- _Testo fornito_
· · ·

Ludmilla Karadzic

A febbraio 2019 (spediti a novembre 2018) ho ricevuto due avvisi di accertamento TARSU per l’anno 2012 e per il 2013 che riportano la seguente motivazione:
“…A seguito di verifica con i dati presenti presso l’Agenzia del territorio è stata riscontrata l’omissione della denuncia relativamente all’immobile sotto citato…”; il Comune mi chiede quindi di versare la tassa, la sanzione pari al 100% e gli interessi per un totale di quasi 1000 euro.

In verità, non si tratta di una omessa denuncia anche perché per l’anno 2011 ho provveduto al pagamento della TARSU per lo stesso immobile, ma il Comune prima di oggi per il 2012,2013 non mi ha mai notificato una richiesta di pagamento.

Ciò posto, vi chiedo:
1- L’accertamento relativo al 2012 è decaduto?
2- per quanto riguarda l’avviso per il 2013 posso chiedere lo stralcio della sanzione, visto che prima di oggi non mi è mai stata notificata alcuna richiesta?
3- per le annualità 2014 e 2015 conviene fare un ravvedimento poiché anche per queste annualità non mi è mai stato notificato nulla?

· · ·

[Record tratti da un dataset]
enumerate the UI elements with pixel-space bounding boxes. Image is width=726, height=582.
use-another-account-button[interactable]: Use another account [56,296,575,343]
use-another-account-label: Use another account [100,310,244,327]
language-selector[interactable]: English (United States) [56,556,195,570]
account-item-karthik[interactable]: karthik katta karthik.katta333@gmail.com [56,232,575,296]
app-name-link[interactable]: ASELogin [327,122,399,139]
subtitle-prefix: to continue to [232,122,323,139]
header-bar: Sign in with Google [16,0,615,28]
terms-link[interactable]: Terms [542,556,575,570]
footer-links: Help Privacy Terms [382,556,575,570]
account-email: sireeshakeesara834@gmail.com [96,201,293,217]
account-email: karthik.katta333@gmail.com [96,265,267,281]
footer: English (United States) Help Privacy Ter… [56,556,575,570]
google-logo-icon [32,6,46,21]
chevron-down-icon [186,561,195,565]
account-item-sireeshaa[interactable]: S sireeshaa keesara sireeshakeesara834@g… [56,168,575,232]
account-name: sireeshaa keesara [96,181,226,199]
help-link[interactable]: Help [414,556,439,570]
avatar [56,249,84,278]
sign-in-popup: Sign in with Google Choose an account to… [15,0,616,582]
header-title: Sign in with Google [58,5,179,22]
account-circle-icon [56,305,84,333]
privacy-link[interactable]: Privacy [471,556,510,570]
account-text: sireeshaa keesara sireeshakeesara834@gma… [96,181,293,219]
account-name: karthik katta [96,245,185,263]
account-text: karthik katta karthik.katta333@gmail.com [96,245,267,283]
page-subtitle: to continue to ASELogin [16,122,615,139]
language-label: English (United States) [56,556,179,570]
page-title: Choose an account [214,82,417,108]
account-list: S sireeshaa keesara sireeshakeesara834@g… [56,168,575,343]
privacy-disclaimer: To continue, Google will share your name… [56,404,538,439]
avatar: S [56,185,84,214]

· · ·

- _Compito_
Nel testo sulla TARSU, per quale anno chi scrive dichiara di aver già pagato la tassa per lo stesso immobile?

- _Spazio risposta_
Per l'anno 2011.